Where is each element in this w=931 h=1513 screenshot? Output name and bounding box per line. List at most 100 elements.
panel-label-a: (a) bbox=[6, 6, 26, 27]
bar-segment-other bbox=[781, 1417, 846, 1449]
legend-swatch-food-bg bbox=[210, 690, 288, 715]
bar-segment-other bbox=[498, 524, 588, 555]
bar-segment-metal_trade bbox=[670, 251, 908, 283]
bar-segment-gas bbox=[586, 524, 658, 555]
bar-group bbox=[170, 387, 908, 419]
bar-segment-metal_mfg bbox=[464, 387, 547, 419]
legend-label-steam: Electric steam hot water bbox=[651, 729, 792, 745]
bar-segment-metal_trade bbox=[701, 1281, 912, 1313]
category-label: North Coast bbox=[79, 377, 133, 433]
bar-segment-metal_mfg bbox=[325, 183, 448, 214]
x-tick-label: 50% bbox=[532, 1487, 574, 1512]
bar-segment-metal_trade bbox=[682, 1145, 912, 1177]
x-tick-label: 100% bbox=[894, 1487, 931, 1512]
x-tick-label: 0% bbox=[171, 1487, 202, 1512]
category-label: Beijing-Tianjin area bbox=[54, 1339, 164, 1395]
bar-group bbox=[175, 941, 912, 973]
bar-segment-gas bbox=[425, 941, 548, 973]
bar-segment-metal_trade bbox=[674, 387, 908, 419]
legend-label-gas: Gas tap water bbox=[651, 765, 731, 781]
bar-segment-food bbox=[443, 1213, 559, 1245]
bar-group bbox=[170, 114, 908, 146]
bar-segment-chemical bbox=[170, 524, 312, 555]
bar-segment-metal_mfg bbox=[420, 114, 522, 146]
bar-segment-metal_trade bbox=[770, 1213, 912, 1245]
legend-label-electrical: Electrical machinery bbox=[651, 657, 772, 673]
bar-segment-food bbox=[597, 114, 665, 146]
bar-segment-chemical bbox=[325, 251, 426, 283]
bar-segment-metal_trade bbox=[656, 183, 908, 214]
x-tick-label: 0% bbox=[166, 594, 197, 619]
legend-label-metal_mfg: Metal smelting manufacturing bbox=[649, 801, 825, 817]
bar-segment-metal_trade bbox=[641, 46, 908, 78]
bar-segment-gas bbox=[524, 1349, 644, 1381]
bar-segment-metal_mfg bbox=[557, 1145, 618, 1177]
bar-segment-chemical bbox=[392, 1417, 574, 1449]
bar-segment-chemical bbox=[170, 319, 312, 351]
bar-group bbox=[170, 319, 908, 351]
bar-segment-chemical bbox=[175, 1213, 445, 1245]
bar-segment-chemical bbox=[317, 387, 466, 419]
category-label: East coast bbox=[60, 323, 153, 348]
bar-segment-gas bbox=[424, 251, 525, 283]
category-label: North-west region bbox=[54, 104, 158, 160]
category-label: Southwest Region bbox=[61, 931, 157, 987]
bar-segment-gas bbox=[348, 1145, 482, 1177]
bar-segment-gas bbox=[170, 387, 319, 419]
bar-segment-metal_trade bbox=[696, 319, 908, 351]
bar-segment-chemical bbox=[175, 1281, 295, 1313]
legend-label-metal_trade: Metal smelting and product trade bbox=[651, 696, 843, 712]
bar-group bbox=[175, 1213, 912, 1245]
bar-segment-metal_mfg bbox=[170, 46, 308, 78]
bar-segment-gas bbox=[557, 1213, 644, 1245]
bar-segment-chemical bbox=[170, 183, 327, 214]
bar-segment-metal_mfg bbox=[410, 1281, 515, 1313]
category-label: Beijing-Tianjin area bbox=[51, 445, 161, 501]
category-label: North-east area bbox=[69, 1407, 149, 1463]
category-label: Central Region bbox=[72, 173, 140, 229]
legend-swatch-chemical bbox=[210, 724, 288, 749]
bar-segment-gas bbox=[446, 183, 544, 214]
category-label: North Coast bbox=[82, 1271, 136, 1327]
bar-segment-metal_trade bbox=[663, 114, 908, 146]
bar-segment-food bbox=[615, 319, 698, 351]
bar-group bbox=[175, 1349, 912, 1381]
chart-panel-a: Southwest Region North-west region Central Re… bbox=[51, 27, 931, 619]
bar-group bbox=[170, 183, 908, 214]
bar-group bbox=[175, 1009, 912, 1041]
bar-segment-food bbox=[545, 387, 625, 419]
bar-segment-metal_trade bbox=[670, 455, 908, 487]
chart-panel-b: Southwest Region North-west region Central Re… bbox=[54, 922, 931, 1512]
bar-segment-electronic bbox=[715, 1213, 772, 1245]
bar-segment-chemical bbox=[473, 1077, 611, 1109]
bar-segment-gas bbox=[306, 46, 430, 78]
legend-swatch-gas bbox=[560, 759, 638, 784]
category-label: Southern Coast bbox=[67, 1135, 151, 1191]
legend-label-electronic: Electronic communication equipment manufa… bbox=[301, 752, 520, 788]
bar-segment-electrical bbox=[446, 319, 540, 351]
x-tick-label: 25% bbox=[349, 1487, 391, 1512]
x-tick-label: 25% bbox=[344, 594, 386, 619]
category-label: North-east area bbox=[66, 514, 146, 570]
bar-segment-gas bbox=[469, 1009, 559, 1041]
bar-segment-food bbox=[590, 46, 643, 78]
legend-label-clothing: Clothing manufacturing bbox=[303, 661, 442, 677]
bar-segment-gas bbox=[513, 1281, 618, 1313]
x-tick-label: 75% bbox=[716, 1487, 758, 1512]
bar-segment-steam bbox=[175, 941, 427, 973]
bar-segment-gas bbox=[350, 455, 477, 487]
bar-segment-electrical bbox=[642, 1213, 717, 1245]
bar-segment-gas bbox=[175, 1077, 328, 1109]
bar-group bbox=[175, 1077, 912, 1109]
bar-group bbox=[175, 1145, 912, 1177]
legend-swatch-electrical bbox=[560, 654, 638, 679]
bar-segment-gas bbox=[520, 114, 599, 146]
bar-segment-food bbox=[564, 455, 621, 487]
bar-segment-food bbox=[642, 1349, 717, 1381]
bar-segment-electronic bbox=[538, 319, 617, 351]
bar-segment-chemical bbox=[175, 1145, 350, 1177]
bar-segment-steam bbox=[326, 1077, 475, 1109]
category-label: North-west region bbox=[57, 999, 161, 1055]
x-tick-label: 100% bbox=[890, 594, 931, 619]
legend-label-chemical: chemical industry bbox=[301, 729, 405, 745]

----------------------------------------

Please copy out the lines word for word, beginning with the first line and ending with the line that contains "bar-segment-metal_trade bbox=[670, 251, 908, 283]", with both of these lines included.

Result below:
Where is each element in this w=931 h=1513 screenshot? Output name and bounding box per line. List at most 100 elements.
panel-label-a: (a) bbox=[6, 6, 26, 27]
bar-segment-other bbox=[781, 1417, 846, 1449]
legend-swatch-food-bg bbox=[210, 690, 288, 715]
bar-segment-other bbox=[498, 524, 588, 555]
bar-segment-metal_trade bbox=[670, 251, 908, 283]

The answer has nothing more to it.